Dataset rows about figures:
[START]

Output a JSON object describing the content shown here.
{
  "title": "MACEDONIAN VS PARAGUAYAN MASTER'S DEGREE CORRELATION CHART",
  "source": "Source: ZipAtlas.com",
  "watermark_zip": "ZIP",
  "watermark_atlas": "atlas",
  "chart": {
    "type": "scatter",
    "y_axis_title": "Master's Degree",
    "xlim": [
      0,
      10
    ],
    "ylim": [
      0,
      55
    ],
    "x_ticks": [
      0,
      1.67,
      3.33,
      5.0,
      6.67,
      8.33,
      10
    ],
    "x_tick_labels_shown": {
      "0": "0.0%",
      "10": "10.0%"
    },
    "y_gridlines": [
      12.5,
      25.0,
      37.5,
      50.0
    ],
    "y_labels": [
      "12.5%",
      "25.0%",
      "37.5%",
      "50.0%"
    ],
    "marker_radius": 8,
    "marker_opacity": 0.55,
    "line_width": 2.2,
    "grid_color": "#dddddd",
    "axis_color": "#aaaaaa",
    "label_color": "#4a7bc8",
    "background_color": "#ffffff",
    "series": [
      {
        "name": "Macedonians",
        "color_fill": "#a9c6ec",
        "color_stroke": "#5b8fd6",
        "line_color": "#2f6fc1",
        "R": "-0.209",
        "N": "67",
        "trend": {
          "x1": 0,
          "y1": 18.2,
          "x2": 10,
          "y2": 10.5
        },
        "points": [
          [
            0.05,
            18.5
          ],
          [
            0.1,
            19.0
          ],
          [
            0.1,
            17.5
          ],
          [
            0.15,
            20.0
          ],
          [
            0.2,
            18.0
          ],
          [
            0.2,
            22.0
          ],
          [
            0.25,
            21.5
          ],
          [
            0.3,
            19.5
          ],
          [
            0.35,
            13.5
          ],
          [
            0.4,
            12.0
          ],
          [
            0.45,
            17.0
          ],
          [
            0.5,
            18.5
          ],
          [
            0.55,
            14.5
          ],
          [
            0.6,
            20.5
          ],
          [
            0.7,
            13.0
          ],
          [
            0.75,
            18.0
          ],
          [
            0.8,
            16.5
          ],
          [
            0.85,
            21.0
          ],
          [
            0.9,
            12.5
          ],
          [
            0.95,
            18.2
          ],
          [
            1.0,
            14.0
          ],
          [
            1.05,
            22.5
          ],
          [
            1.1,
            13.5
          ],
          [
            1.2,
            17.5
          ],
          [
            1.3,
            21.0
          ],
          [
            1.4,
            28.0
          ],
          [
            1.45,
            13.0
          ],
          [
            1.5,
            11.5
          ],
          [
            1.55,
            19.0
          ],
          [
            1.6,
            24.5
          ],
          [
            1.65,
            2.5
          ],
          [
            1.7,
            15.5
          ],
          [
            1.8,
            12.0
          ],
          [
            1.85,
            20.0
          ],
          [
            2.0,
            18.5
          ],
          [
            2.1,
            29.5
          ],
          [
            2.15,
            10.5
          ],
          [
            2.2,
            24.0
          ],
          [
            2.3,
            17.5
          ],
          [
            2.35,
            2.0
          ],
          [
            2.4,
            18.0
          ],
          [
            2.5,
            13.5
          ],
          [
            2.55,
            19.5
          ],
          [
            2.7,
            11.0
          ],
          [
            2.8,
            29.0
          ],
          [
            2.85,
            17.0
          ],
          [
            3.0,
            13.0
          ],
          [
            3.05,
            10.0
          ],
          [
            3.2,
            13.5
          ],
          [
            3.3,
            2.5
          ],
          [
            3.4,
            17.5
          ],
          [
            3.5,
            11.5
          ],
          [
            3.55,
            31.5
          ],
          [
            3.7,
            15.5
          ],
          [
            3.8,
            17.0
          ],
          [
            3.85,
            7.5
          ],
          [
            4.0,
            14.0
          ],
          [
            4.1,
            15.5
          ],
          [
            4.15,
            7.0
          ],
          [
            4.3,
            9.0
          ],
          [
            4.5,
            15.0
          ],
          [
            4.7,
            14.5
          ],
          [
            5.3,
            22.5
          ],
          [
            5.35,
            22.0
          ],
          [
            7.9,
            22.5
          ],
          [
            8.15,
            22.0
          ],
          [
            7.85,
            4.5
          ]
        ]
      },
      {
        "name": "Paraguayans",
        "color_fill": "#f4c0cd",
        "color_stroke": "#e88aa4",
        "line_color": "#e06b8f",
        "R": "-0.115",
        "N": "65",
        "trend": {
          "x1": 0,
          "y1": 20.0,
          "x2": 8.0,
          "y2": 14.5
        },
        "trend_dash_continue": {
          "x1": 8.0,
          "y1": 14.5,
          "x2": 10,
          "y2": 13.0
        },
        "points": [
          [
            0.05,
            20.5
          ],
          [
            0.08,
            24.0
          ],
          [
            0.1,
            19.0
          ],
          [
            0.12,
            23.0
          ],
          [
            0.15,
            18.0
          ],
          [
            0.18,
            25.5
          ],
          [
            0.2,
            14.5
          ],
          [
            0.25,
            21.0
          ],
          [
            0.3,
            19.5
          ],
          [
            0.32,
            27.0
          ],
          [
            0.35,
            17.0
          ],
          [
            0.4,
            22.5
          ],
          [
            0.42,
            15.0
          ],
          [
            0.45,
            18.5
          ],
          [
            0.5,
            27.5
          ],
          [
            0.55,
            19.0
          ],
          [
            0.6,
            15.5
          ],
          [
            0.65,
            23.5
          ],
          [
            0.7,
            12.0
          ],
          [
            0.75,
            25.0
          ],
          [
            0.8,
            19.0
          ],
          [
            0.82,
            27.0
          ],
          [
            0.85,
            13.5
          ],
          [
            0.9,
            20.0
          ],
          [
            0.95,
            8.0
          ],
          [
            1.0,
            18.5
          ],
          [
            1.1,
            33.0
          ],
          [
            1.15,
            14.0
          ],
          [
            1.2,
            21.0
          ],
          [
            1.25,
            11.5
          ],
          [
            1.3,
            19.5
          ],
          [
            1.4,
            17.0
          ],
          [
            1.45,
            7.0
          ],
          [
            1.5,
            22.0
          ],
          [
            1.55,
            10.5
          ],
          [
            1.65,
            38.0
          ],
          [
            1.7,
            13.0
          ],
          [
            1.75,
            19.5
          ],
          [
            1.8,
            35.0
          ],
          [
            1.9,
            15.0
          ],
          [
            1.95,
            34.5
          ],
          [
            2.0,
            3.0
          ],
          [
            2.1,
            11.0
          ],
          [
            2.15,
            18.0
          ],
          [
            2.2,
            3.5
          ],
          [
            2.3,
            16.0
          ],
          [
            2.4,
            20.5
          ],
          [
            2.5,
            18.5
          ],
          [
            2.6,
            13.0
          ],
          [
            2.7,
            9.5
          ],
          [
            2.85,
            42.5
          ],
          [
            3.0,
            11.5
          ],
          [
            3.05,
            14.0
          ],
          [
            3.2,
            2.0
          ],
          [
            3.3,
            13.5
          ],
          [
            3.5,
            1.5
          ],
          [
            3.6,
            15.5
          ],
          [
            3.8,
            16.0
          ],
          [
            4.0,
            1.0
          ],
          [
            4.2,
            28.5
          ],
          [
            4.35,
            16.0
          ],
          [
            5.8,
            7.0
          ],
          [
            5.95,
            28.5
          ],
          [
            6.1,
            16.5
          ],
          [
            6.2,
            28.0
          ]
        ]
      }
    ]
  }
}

[END]

→ EXERCISE INSTRUCTIONS
Write out all of the records once more, exactly.

→ RESULT OF THIS EXERCISE
Output a JSON object describing the content shown here.
{
  "title": "MACEDONIAN VS PARAGUAYAN MASTER'S DEGREE CORRELATION CHART",
  "source": "Source: ZipAtlas.com",
  "watermark_zip": "ZIP",
  "watermark_atlas": "atlas",
  "chart": {
    "type": "scatter",
    "y_axis_title": "Master's Degree",
    "xlim": [
      0,
      10
    ],
    "ylim": [
      0,
      55
    ],
    "x_ticks": [
      0,
      1.67,
      3.33,
      5.0,
      6.67,
      8.33,
      10
    ],
    "x_tick_labels_shown": {
      "0": "0.0%",
      "10": "10.0%"
    },
    "y_gridlines": [
      12.5,
      25.0,
      37.5,
      50.0
    ],
    "y_labels": [
      "12.5%",
      "25.0%",
      "37.5%",
      "50.0%"
    ],
    "marker_radius": 8,
    "marker_opacity": 0.55,
    "line_width": 2.2,
    "grid_color": "#dddddd",
    "axis_color": "#aaaaaa",
    "label_color": "#4a7bc8",
    "background_color": "#ffffff",
    "series": [
      {
        "name": "Macedonians",
        "color_fill": "#a9c6ec",
        "color_stroke": "#5b8fd6",
        "line_color": "#2f6fc1",
        "R": "-0.209",
        "N": "67",
        "trend": {
          "x1": 0,
          "y1": 18.2,
          "x2": 10,
          "y2": 10.5
        },
        "points": [
          [
            0.05,
            18.5
          ],
          [
            0.1,
            19.0
          ],
          [
            0.1,
            17.5
          ],
          [
            0.15,
            20.0
          ],
          [
            0.2,
            18.0
          ],
          [
            0.2,
            22.0
          ],
          [
            0.25,
            21.5
          ],
          [
            0.3,
            19.5
          ],
          [
            0.35,
            13.5
          ],
          [
            0.4,
            12.0
          ],
          [
            0.45,
            17.0
          ],
          [
            0.5,
            18.5
          ],
          [
            0.55,
            14.5
          ],
          [
            0.6,
            20.5
          ],
          [
            0.7,
            13.0
          ],
          [
            0.75,
            18.0
          ],
          [
            0.8,
            16.5
          ],
          [
            0.85,
            21.0
          ],
          [
            0.9,
            12.5
          ],
          [
            0.95,
            18.2
          ],
          [
            1.0,
            14.0
          ],
          [
            1.05,
            22.5
          ],
          [
            1.1,
            13.5
          ],
          [
            1.2,
            17.5
          ],
          [
            1.3,
            21.0
          ],
          [
            1.4,
            28.0
          ],
          [
            1.45,
            13.0
          ],
          [
            1.5,
            11.5
          ],
          [
            1.55,
            19.0
          ],
          [
            1.6,
            24.5
          ],
          [
            1.65,
            2.5
          ],
          [
            1.7,
            15.5
          ],
          [
            1.8,
            12.0
          ],
          [
            1.85,
            20.0
          ],
          [
            2.0,
            18.5
          ],
          [
            2.1,
            29.5
          ],
          [
            2.15,
            10.5
          ],
          [
            2.2,
            24.0
          ],
          [
            2.3,
            17.5
          ],
          [
            2.35,
            2.0
          ],
          [
            2.4,
            18.0
          ],
          [
            2.5,
            13.5
          ],
          [
            2.55,
            19.5
          ],
          [
            2.7,
            11.0
          ],
          [
            2.8,
            29.0
          ],
          [
            2.85,
            17.0
          ],
          [
            3.0,
            13.0
          ],
          [
            3.05,
            10.0
          ],
          [
            3.2,
            13.5
          ],
          [
            3.3,
            2.5
          ],
          [
            3.4,
            17.5
          ],
          [
            3.5,
            11.5
          ],
          [
            3.55,
            31.5
          ],
          [
            3.7,
            15.5
          ],
          [
            3.8,
            17.0
          ],
          [
            3.85,
            7.5
          ],
          [
            4.0,
            14.0
          ],
          [
            4.1,
            15.5
          ],
          [
            4.15,
            7.0
          ],
          [
            4.3,
            9.0
          ],
          [
            4.5,
            15.0
          ],
          [
            4.7,
            14.5
          ],
          [
            5.3,
            22.5
          ],
          [
            5.35,
            22.0
          ],
          [
            7.9,
            22.5
          ],
          [
            8.15,
            22.0
          ],
          [
            7.85,
            4.5
          ]
        ]
      },
      {
        "name": "Paraguayans",
        "color_fill": "#f4c0cd",
        "color_stroke": "#e88aa4",
        "line_color": "#e06b8f",
        "R": "-0.115",
        "N": "65",
        "trend": {
          "x1": 0,
          "y1": 20.0,
          "x2": 8.0,
          "y2": 14.5
        },
        "trend_dash_continue": {
          "x1": 8.0,
          "y1": 14.5,
          "x2": 10,
          "y2": 13.0
        },
        "points": [
          [
            0.05,
            20.5
          ],
          [
            0.08,
            24.0
          ],
          [
            0.1,
            19.0
          ],
          [
            0.12,
            23.0
          ],
          [
            0.15,
            18.0
          ],
          [
            0.18,
            25.5
          ],
          [
            0.2,
            14.5
          ],
          [
            0.25,
            21.0
          ],
          [
            0.3,
            19.5
          ],
          [
            0.32,
            27.0
          ],
          [
            0.35,
            17.0
          ],
          [
            0.4,
            22.5
          ],
          [
            0.42,
            15.0
          ],
          [
            0.45,
            18.5
          ],
          [
            0.5,
            27.5
          ],
          [
            0.55,
            19.0
          ],
          [
            0.6,
            15.5
          ],
          [
            0.65,
            23.5
          ],
          [
            0.7,
            12.0
          ],
          [
            0.75,
            25.0
          ],
          [
            0.8,
            19.0
          ],
          [
            0.82,
            27.0
          ],
          [
            0.85,
            13.5
          ],
          [
            0.9,
            20.0
          ],
          [
            0.95,
            8.0
          ],
          [
            1.0,
            18.5
          ],
          [
            1.1,
            33.0
          ],
          [
            1.15,
            14.0
          ],
          [
            1.2,
            21.0
          ],
          [
            1.25,
            11.5
          ],
          [
            1.3,
            19.5
          ],
          [
            1.4,
            17.0
          ],
          [
            1.45,
            7.0
          ],
          [
            1.5,
            22.0
          ],
          [
            1.55,
            10.5
          ],
          [
            1.65,
            38.0
          ],
          [
            1.7,
            13.0
          ],
          [
            1.75,
            19.5
          ],
          [
            1.8,
            35.0
          ],
          [
            1.9,
            15.0
          ],
          [
            1.95,
            34.5
          ],
          [
            2.0,
            3.0
          ],
          [
            2.1,
            11.0
          ],
          [
            2.15,
            18.0
          ],
          [
            2.2,
            3.5
          ],
          [
            2.3,
            16.0
          ],
          [
            2.4,
            20.5
          ],
          [
            2.5,
            18.5
          ],
          [
            2.6,
            13.0
          ],
          [
            2.7,
            9.5
          ],
          [
            2.85,
            42.5
          ],
          [
            3.0,
            11.5
          ],
          [
            3.05,
            14.0
          ],
          [
            3.2,
            2.0
          ],
          [
            3.3,
            13.5
          ],
          [
            3.5,
            1.5
          ],
          [
            3.6,
            15.5
          ],
          [
            3.8,
            16.0
          ],
          [
            4.0,
            1.0
          ],
          [
            4.2,
            28.5
          ],
          [
            4.35,
            16.0
          ],
          [
            5.8,
            7.0
          ],
          [
            5.95,
            28.5
          ],
          [
            6.1,
            16.5
          ],
          [
            6.2,
            28.0
          ]
        ]
      }
    ]
  }
}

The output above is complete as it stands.